[Stored data]
%%

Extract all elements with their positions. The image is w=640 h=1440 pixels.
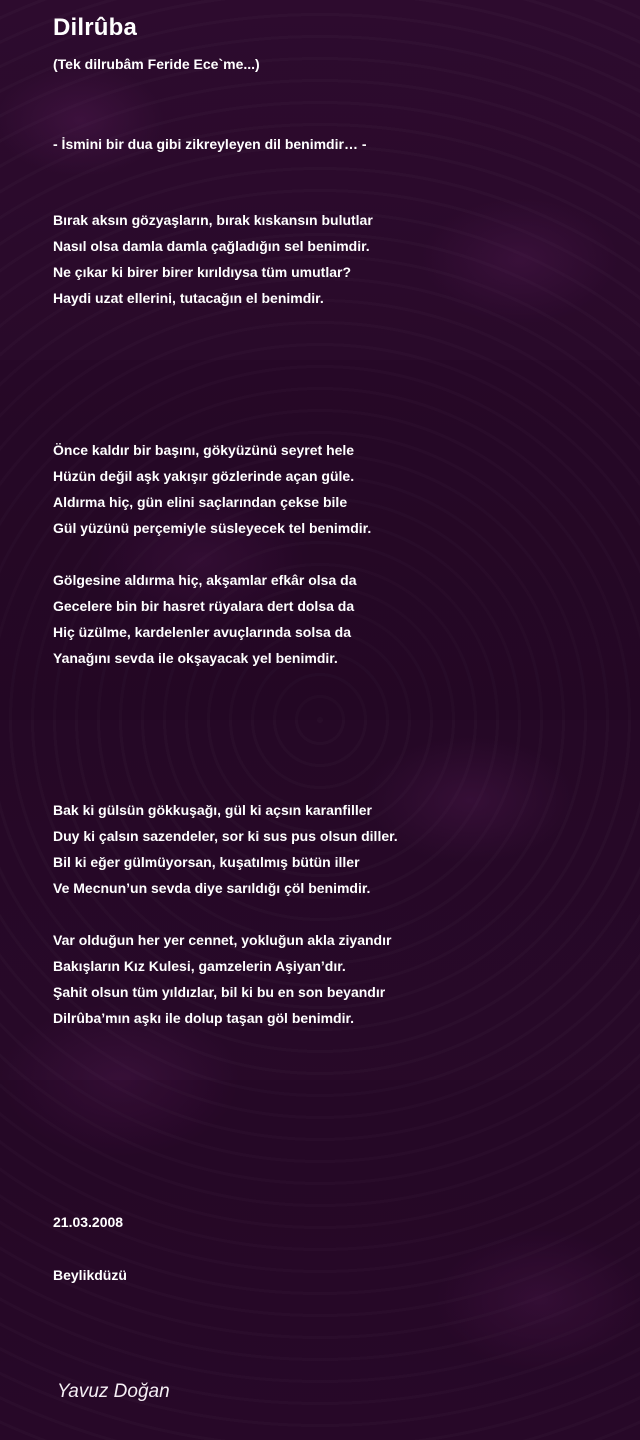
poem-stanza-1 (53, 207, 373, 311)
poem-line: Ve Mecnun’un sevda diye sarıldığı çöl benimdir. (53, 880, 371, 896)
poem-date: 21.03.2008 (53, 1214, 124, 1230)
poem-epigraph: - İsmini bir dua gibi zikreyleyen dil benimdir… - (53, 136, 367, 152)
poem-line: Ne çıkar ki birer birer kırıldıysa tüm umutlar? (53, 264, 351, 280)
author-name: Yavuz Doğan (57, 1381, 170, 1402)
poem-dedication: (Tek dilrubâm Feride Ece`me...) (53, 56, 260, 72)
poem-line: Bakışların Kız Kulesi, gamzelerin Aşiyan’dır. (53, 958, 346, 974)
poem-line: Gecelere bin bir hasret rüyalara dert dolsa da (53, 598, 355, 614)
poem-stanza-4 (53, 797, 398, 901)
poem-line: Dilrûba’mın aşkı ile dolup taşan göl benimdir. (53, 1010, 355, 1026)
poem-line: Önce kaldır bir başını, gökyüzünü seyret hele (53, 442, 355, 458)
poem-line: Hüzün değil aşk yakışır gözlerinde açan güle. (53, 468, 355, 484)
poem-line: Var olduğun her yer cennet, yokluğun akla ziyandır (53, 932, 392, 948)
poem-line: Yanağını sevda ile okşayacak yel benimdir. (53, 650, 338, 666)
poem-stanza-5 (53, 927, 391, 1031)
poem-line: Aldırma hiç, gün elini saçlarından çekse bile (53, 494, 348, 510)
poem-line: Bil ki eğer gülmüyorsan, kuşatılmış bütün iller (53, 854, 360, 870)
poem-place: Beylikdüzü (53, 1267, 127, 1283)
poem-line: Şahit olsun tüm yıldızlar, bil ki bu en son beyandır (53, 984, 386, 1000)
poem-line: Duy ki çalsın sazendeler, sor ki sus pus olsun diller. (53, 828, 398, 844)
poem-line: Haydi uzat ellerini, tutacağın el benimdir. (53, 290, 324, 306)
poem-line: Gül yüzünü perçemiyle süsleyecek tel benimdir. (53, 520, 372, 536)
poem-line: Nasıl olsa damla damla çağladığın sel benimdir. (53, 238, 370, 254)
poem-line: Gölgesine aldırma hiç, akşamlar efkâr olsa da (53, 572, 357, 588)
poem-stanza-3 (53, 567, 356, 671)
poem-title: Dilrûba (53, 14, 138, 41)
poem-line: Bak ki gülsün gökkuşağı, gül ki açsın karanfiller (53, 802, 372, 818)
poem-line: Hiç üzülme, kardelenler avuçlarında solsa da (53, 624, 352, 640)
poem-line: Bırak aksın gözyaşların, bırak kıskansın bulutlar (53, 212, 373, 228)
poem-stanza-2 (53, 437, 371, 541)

%%
%%

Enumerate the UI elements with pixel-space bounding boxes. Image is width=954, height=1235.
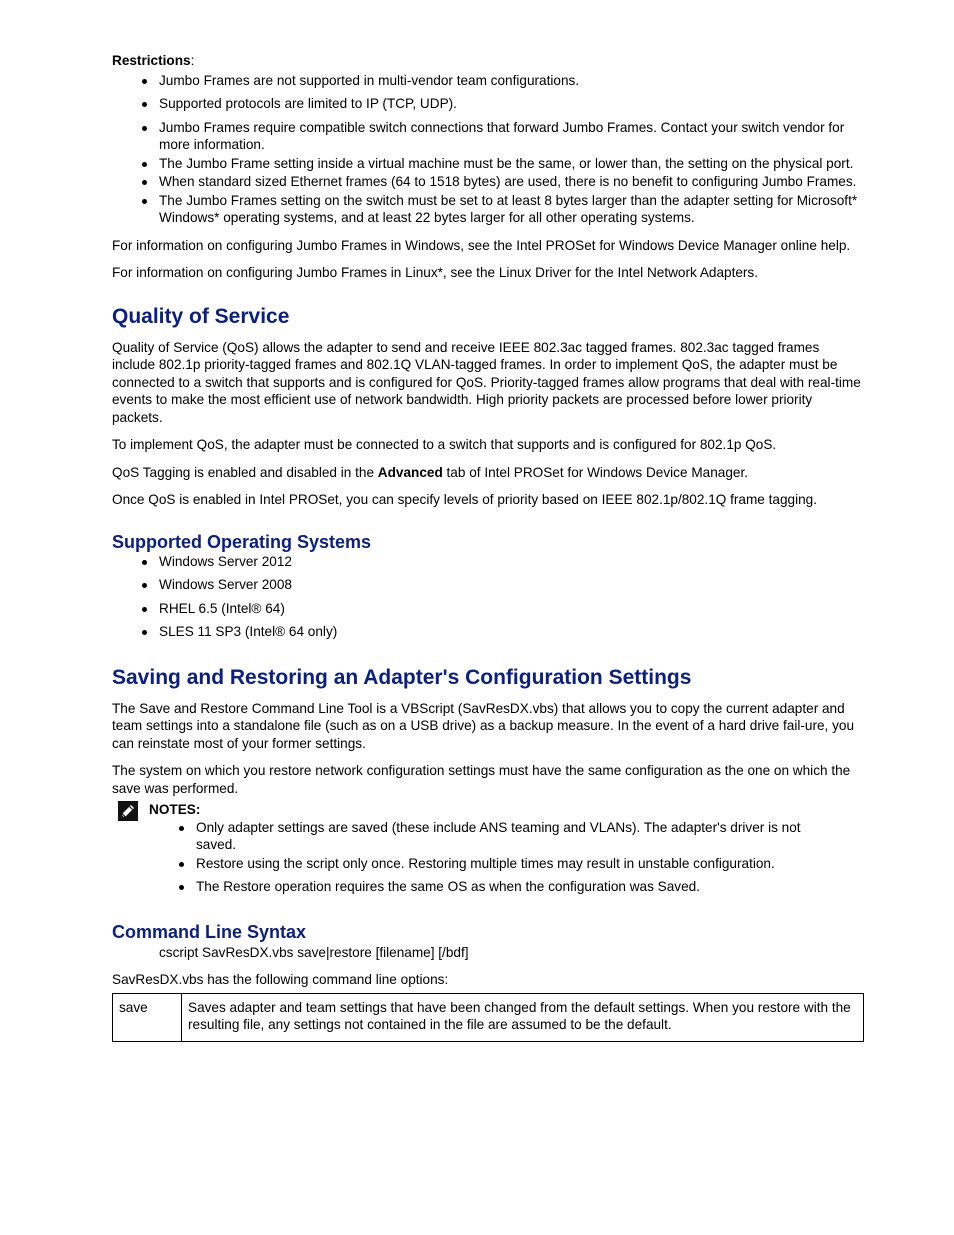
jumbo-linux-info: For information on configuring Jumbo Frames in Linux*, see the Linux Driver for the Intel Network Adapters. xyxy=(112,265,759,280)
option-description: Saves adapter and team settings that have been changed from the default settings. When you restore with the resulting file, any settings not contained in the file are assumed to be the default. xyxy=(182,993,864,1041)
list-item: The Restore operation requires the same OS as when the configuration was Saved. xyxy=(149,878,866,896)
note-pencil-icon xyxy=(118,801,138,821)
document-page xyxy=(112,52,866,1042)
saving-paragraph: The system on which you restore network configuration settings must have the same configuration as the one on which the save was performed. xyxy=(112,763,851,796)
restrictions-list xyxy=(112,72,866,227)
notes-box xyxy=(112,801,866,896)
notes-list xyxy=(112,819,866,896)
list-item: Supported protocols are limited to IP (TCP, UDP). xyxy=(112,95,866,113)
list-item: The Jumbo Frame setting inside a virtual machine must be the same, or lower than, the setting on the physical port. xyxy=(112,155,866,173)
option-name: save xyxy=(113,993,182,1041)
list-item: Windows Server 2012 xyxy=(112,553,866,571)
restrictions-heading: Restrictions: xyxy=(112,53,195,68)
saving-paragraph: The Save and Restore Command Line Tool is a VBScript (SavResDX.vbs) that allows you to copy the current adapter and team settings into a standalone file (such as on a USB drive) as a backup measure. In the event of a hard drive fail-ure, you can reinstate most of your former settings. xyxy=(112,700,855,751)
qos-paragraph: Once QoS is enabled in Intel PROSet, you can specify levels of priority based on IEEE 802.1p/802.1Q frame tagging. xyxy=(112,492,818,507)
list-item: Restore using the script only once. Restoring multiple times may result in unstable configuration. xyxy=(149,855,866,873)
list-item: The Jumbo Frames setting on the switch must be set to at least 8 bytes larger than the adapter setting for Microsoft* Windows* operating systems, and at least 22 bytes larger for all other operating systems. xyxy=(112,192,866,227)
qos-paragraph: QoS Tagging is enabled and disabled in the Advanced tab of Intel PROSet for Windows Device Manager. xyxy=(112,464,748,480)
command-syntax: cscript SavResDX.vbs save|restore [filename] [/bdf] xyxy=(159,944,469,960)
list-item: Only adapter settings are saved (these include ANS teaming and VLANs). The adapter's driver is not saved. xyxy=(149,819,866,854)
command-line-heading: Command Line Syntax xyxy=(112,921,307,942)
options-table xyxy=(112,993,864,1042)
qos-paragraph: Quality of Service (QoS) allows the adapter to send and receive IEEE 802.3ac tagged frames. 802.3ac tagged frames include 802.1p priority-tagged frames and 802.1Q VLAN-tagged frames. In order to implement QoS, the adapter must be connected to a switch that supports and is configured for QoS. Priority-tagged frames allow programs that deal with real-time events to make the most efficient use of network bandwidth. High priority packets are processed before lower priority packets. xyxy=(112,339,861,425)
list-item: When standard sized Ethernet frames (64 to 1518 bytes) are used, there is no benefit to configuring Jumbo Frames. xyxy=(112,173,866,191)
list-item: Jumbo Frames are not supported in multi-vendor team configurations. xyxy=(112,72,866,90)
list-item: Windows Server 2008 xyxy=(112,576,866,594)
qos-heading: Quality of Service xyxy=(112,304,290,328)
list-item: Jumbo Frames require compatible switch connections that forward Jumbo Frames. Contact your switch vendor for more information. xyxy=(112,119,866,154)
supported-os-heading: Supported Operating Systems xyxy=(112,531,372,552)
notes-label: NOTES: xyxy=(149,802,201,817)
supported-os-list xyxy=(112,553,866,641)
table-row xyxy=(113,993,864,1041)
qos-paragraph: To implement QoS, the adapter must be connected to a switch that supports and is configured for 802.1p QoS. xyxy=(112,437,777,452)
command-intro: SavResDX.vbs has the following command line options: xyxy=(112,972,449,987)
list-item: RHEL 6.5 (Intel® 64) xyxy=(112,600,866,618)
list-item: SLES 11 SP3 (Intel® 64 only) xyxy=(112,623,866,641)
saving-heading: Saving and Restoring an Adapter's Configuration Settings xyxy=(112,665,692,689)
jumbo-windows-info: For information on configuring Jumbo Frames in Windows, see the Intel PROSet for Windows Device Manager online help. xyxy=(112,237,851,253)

%%

EXERCISE DIRECTIONS: Lay out everything in the listing from the line containing "jumbo-linux-info: For information" down to the line containing "option-description: Saves adapter", both included, as a JSON list of strings with one string per line and blank lines left out.

SOLUTION FOR THIS PROBLEM:
[
  "jumbo-linux-info: For information on configuring Jumbo Frames in Linux*, see the Linux Driver for the Intel Network Adapters. xyxy=(112,265,759,280)",
  "option-description: Saves adapter and team settings that have been changed from the default settings. When you restore with the resulting file, any settings not contained in the file are assumed to be the default. xyxy=(182,993,864,1041)"
]